* Start INPUT MATERIAL *

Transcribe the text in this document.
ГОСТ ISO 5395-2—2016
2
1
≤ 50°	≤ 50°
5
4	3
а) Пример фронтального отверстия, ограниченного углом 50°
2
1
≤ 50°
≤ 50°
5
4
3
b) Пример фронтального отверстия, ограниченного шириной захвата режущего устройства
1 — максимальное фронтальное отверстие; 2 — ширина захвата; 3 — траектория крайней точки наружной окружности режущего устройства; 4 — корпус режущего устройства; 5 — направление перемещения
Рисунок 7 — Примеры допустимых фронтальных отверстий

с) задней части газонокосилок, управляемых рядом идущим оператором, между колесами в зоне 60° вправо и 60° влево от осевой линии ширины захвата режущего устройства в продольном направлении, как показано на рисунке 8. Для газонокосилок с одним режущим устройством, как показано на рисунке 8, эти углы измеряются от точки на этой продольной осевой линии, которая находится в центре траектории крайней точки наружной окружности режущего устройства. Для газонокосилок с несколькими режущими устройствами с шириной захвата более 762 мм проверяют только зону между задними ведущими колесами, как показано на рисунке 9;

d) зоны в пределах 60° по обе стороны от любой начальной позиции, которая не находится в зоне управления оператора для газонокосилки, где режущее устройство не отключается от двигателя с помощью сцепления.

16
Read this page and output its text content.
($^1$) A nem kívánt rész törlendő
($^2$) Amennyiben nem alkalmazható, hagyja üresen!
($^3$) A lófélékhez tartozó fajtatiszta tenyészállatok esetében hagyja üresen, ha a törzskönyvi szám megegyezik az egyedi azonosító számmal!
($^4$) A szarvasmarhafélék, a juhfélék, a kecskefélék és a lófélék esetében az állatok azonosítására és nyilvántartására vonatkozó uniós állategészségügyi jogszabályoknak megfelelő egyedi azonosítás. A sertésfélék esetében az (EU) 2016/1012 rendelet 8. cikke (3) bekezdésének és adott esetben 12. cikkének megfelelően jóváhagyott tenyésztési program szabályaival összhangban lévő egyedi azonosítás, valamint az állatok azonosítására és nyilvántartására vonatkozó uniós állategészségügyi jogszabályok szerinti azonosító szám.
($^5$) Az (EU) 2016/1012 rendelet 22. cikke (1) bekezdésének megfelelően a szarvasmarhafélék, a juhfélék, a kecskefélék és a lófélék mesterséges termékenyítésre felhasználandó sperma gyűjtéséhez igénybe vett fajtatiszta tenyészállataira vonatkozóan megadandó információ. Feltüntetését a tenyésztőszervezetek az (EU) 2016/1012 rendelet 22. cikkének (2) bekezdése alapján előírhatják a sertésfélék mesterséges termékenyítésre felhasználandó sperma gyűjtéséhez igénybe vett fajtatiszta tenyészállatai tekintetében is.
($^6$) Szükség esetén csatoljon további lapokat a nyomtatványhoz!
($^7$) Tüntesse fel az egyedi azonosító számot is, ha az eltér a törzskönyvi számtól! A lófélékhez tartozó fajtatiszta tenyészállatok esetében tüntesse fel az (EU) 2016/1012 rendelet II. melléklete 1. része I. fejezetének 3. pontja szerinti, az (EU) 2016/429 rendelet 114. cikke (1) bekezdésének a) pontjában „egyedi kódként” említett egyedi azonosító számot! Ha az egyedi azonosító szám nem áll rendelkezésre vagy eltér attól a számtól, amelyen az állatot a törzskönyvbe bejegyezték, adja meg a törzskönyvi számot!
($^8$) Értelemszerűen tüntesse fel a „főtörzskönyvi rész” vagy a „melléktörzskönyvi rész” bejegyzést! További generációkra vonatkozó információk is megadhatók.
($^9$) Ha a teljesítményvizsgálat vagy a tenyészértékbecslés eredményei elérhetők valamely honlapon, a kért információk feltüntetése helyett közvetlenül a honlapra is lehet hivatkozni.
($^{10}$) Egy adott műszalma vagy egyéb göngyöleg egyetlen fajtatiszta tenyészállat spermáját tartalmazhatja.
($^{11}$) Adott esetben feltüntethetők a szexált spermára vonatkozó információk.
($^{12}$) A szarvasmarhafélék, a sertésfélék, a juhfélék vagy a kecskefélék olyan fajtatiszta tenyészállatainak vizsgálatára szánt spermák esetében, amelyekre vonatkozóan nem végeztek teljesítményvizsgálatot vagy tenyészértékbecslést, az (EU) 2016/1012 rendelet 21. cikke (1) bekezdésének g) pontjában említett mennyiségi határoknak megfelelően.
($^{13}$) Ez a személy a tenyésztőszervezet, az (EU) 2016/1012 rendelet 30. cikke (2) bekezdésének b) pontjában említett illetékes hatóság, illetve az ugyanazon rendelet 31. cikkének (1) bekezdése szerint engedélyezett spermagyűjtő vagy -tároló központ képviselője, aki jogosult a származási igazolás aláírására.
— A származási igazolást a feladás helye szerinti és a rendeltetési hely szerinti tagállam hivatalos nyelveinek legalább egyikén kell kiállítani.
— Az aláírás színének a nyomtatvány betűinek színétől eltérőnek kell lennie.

* End INPUT MATERIAL *

**REQUIRED TASK**
From the data above, extract every line in its exact form.

**WORKED ANSWER**
Transcribe the text in this document.
ГОСТ ISO 5395-2—2016
2
1
≤ 50°	≤ 50°
5
4	3
а) Пример фронтального отверстия, ограниченного углом 50°
2
1
≤ 50°
≤ 50°
5
4
3
b) Пример фронтального отверстия, ограниченного шириной захвата режущего устройства
1 — максимальное фронтальное отверстие; 2 — ширина захвата; 3 — траектория крайней точки наружной окружности режущего устройства; 4 — корпус режущего устройства; 5 — направление перемещения
Рисунок 7 — Примеры допустимых фронтальных отверстий

с) задней части газонокосилок, управляемых рядом идущим оператором, между колесами в зоне 60° вправо и 60° влево от осевой линии ширины захвата режущего устройства в продольном направлении, как показано на рисунке 8. Для газонокосилок с одним режущим устройством, как показано на рисунке 8, эти углы измеряются от точки на этой продольной осевой линии, которая находится в центре траектории крайней точки наружной окружности режущего устройства. Для газонокосилок с несколькими режущими устройствами с шириной захвата более 762 мм проверяют только зону между задними ведущими колесами, как показано на рисунке 9;

d) зоны в пределах 60° по обе стороны от любой начальной позиции, которая не находится в зоне управления оператора для газонокосилки, где режущее устройство не отключается от двигателя с помощью сцепления.

16
Read this page and output its text content.
($^1$) A nem kívánt rész törlendő
($^2$) Amennyiben nem alkalmazható, hagyja üresen!
($^3$) A lófélékhez tartozó fajtatiszta tenyészállatok esetében hagyja üresen, ha a törzskönyvi szám megegyezik az egyedi azonosító számmal!
($^4$) A szarvasmarhafélék, a juhfélék, a kecskefélék és a lófélék esetében az állatok azonosítására és nyilvántartására vonatkozó uniós állategészségügyi jogszabályoknak megfelelő egyedi azonosítás. A sertésfélék esetében az (EU) 2016/1012 rendelet 8. cikke (3) bekezdésének és adott esetben 12. cikkének megfelelően jóváhagyott tenyésztési program szabályaival összhangban lévő egyedi azonosítás, valamint az állatok azonosítására és nyilvántartására vonatkozó uniós állategészségügyi jogszabályok szerinti azonosító szám.
($^5$) Az (EU) 2016/1012 rendelet 22. cikke (1) bekezdésének megfelelően a szarvasmarhafélék, a juhfélék, a kecskefélék és a lófélék mesterséges termékenyítésre felhasználandó sperma gyűjtéséhez igénybe vett fajtatiszta tenyészállataira vonatkozóan megadandó információ. Feltüntetését a tenyésztőszervezetek az (EU) 2016/1012 rendelet 22. cikkének (2) bekezdése alapján előírhatják a sertésfélék mesterséges termékenyítésre felhasználandó sperma gyűjtéséhez igénybe vett fajtatiszta tenyészállatai tekintetében is.
($^6$) Szükség esetén csatoljon további lapokat a nyomtatványhoz!
($^7$) Tüntesse fel az egyedi azonosító számot is, ha az eltér a törzskönyvi számtól! A lófélékhez tartozó fajtatiszta tenyészállatok esetében tüntesse fel az (EU) 2016/1012 rendelet II. melléklete 1. része I. fejezetének 3. pontja szerinti, az (EU) 2016/429 rendelet 114. cikke (1) bekezdésének a) pontjában „egyedi kódként” említett egyedi azonosító számot! Ha az egyedi azonosító szám nem áll rendelkezésre vagy eltér attól a számtól, amelyen az állatot a törzskönyvbe bejegyezték, adja meg a törzskönyvi számot!
($^8$) Értelemszerűen tüntesse fel a „főtörzskönyvi rész” vagy a „melléktörzskönyvi rész” bejegyzést! További generációkra vonatkozó információk is megadhatók.
($^9$) Ha a teljesítményvizsgálat vagy a tenyészértékbecslés eredményei elérhetők valamely honlapon, a kért információk feltüntetése helyett közvetlenül a honlapra is lehet hivatkozni.
($^{10}$) Egy adott műszalma vagy egyéb göngyöleg egyetlen fajtatiszta tenyészállat spermáját tartalmazhatja.
($^{11}$) Adott esetben feltüntethetők a szexált spermára vonatkozó információk.
($^{12}$) A szarvasmarhafélék, a sertésfélék, a juhfélék vagy a kecskefélék olyan fajtatiszta tenyészállatainak vizsgálatára szánt spermák esetében, amelyekre vonatkozóan nem végeztek teljesítményvizsgálatot vagy tenyészértékbecslést, az (EU) 2016/1012 rendelet 21. cikke (1) bekezdésének g) pontjában említett mennyiségi határoknak megfelelően.
($^{13}$) Ez a személy a tenyésztőszervezet, az (EU) 2016/1012 rendelet 30. cikke (2) bekezdésének b) pontjában említett illetékes hatóság, illetve az ugyanazon rendelet 31. cikkének (1) bekezdése szerint engedélyezett spermagyűjtő vagy -tároló központ képviselője, aki jogosult a származási igazolás aláírására.
— A származási igazolást a feladás helye szerinti és a rendeltetési hely szerinti tagállam hivatalos nyelveinek legalább egyikén kell kiállítani.
— Az aláírás színének a nyomtatvány betűinek színétől eltérőnek kell lennie.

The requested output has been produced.